# [Exercise prompt]
Your task is to quote the material that follows, in full and exactly.

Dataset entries
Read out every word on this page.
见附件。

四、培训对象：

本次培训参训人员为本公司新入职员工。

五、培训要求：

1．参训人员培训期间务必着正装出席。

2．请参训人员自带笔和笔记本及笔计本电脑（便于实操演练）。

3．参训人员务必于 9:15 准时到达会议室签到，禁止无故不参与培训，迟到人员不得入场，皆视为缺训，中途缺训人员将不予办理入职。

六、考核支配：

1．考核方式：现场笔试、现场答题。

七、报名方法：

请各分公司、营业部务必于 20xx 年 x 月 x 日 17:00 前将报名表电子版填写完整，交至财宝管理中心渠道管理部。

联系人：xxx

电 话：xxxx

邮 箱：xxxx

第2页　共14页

# [Task result]
Read out every word on this page.
见附件。

四、培训对象：

本次培训参训人员为本公司新入职员工。

五、培训要求：

1．参训人员培训期间务必着正装出席。

2．请参训人员自带笔和笔记本及笔计本电脑（便于实操演练）。

3．参训人员务必于 9:15 准时到达会议室签到，禁止无故不参与培训，迟到人员不得入场，皆视为缺训，中途缺训人员将不予办理入职。

六、考核支配：

1．考核方式：现场笔试、现场答题。

七、报名方法：

请各分公司、营业部务必于 20xx 年 x 月 x 日 17:00 前将报名表电子版填写完整，交至财宝管理中心渠道管理部。

联系人：xxx

电 话：xxxx

邮 箱：xxxx

第2页　共14页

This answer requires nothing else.